PROBLEM TO WORK ON
Repeat all of the records verbatim.

Stored data
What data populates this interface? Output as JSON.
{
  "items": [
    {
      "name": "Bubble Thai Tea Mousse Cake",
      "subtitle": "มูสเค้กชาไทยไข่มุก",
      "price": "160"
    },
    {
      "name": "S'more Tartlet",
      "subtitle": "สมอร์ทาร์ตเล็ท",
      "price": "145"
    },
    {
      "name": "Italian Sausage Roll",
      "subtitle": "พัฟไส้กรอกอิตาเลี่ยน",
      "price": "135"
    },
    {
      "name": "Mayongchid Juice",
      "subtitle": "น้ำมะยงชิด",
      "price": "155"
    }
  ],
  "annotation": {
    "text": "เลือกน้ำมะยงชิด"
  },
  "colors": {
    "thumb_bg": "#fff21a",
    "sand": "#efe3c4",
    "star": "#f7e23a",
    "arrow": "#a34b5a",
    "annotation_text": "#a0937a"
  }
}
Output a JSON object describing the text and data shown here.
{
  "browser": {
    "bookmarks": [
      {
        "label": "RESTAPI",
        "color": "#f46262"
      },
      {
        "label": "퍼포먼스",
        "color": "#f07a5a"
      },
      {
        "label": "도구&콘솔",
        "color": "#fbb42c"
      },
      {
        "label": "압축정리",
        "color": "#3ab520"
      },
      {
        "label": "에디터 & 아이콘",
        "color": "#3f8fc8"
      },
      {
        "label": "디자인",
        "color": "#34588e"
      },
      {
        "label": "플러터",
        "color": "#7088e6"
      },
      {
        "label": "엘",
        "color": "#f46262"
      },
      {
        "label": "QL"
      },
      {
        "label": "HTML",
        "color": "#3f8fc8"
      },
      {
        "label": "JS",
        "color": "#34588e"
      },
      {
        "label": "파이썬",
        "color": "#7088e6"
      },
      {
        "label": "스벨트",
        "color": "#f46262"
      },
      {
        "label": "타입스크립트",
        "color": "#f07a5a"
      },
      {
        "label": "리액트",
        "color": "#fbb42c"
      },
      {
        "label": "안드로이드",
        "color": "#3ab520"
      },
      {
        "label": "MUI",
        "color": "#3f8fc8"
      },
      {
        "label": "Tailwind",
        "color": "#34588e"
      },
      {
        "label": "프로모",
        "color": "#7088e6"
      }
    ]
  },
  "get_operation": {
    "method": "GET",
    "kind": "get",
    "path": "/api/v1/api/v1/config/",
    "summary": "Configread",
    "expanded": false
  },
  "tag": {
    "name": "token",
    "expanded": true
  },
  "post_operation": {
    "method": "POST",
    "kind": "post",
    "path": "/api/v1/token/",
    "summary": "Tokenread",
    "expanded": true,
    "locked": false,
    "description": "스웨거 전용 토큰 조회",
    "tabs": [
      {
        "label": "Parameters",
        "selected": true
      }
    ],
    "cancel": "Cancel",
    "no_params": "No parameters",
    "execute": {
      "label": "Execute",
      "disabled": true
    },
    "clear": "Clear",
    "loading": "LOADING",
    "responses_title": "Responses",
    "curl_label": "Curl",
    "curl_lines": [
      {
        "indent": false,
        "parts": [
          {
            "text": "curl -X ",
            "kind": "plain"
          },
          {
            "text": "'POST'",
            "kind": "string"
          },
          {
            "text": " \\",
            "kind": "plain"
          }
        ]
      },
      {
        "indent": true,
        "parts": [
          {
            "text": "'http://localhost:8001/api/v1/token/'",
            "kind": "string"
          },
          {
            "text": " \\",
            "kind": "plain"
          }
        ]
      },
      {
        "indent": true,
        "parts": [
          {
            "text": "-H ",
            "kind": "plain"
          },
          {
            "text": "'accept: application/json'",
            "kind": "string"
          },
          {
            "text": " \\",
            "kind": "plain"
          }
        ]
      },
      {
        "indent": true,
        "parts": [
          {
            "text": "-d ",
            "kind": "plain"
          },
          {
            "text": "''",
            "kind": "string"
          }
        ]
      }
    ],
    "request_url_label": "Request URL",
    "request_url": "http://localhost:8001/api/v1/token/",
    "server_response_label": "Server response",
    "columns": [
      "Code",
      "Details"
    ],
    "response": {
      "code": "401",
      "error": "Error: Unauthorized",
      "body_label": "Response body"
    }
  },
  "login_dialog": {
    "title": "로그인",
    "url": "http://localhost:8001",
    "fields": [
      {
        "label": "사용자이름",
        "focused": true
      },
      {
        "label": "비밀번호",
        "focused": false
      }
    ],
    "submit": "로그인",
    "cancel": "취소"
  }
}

WRITTEN RESPONSE
What data populates this interface? Output as JSON.
{
  "items": [
    {
      "name": "Bubble Thai Tea Mousse Cake",
      "subtitle": "มูสเค้กชาไทยไข่มุก",
      "price": "160"
    },
    {
      "name": "S'more Tartlet",
      "subtitle": "สมอร์ทาร์ตเล็ท",
      "price": "145"
    },
    {
      "name": "Italian Sausage Roll",
      "subtitle": "พัฟไส้กรอกอิตาเลี่ยน",
      "price": "135"
    },
    {
      "name": "Mayongchid Juice",
      "subtitle": "น้ำมะยงชิด",
      "price": "155"
    }
  ],
  "annotation": {
    "text": "เลือกน้ำมะยงชิด"
  },
  "colors": {
    "thumb_bg": "#fff21a",
    "sand": "#efe3c4",
    "star": "#f7e23a",
    "arrow": "#a34b5a",
    "annotation_text": "#a0937a"
  }
}
Output a JSON object describing the text and data shown here.
{
  "browser": {
    "bookmarks": [
      {
        "label": "RESTAPI",
        "color": "#f46262"
      },
      {
        "label": "퍼포먼스",
        "color": "#f07a5a"
      },
      {
        "label": "도구&콘솔",
        "color": "#fbb42c"
      },
      {
        "label": "압축정리",
        "color": "#3ab520"
      },
      {
        "label": "에디터 & 아이콘",
        "color": "#3f8fc8"
      },
      {
        "label": "디자인",
        "color": "#34588e"
      },
      {
        "label": "플러터",
        "color": "#7088e6"
      },
      {
        "label": "엘",
        "color": "#f46262"
      },
      {
        "label": "QL"
      },
      {
        "label": "HTML",
        "color": "#3f8fc8"
      },
      {
        "label": "JS",
        "color": "#34588e"
      },
      {
        "label": "파이썬",
        "color": "#7088e6"
      },
      {
        "label": "스벨트",
        "color": "#f46262"
      },
      {
        "label": "타입스크립트",
        "color": "#f07a5a"
      },
      {
        "label": "리액트",
        "color": "#fbb42c"
      },
      {
        "label": "안드로이드",
        "color": "#3ab520"
      },
      {
        "label": "MUI",
        "color": "#3f8fc8"
      },
      {
        "label": "Tailwind",
        "color": "#34588e"
      },
      {
        "label": "프로모",
        "color": "#7088e6"
      }
    ]
  },
  "get_operation": {
    "method": "GET",
    "kind": "get",
    "path": "/api/v1/api/v1/config/",
    "summary": "Configread",
    "expanded": false
  },
  "tag": {
    "name": "token",
    "expanded": true
  },
  "post_operation": {
    "method": "POST",
    "kind": "post",
    "path": "/api/v1/token/",
    "summary": "Tokenread",
    "expanded": true,
    "locked": false,
    "description": "스웨거 전용 토큰 조회",
    "tabs": [
      {
        "label": "Parameters",
        "selected": true
      }
    ],
    "cancel": "Cancel",
    "no_params": "No parameters",
    "execute": {
      "label": "Execute",
      "disabled": true
    },
    "clear": "Clear",
    "loading": "LOADING",
    "responses_title": "Responses",
    "curl_label": "Curl",
    "curl_lines": [
      {
        "indent": false,
        "parts": [
          {
            "text": "curl -X ",
            "kind": "plain"
          },
          {
            "text": "'POST'",
            "kind": "string"
          },
          {
            "text": " \\",
            "kind": "plain"
          }
        ]
      },
      {
        "indent": true,
        "parts": [
          {
            "text": "'http://localhost:8001/api/v1/token/'",
            "kind": "string"
          },
          {
            "text": " \\",
            "kind": "plain"
          }
        ]
      },
      {
        "indent": true,
        "parts": [
          {
            "text": "-H ",
            "kind": "plain"
          },
          {
            "text": "'accept: application/json'",
            "kind": "string"
          },
          {
            "text": " \\",
            "kind": "plain"
          }
        ]
      },
      {
        "indent": true,
        "parts": [
          {
            "text": "-d ",
            "kind": "plain"
          },
          {
            "text": "''",
            "kind": "string"
          }
        ]
      }
    ],
    "request_url_label": "Request URL",
    "request_url": "http://localhost:8001/api/v1/token/",
    "server_response_label": "Server response",
    "columns": [
      "Code",
      "Details"
    ],
    "response": {
      "code": "401",
      "error": "Error: Unauthorized",
      "body_label": "Response body"
    }
  },
  "login_dialog": {
    "title": "로그인",
    "url": "http://localhost:8001",
    "fields": [
      {
        "label": "사용자이름",
        "focused": true
      },
      {
        "label": "비밀번호",
        "focused": false
      }
    ],
    "submit": "로그인",
    "cancel": "취소"
  }
}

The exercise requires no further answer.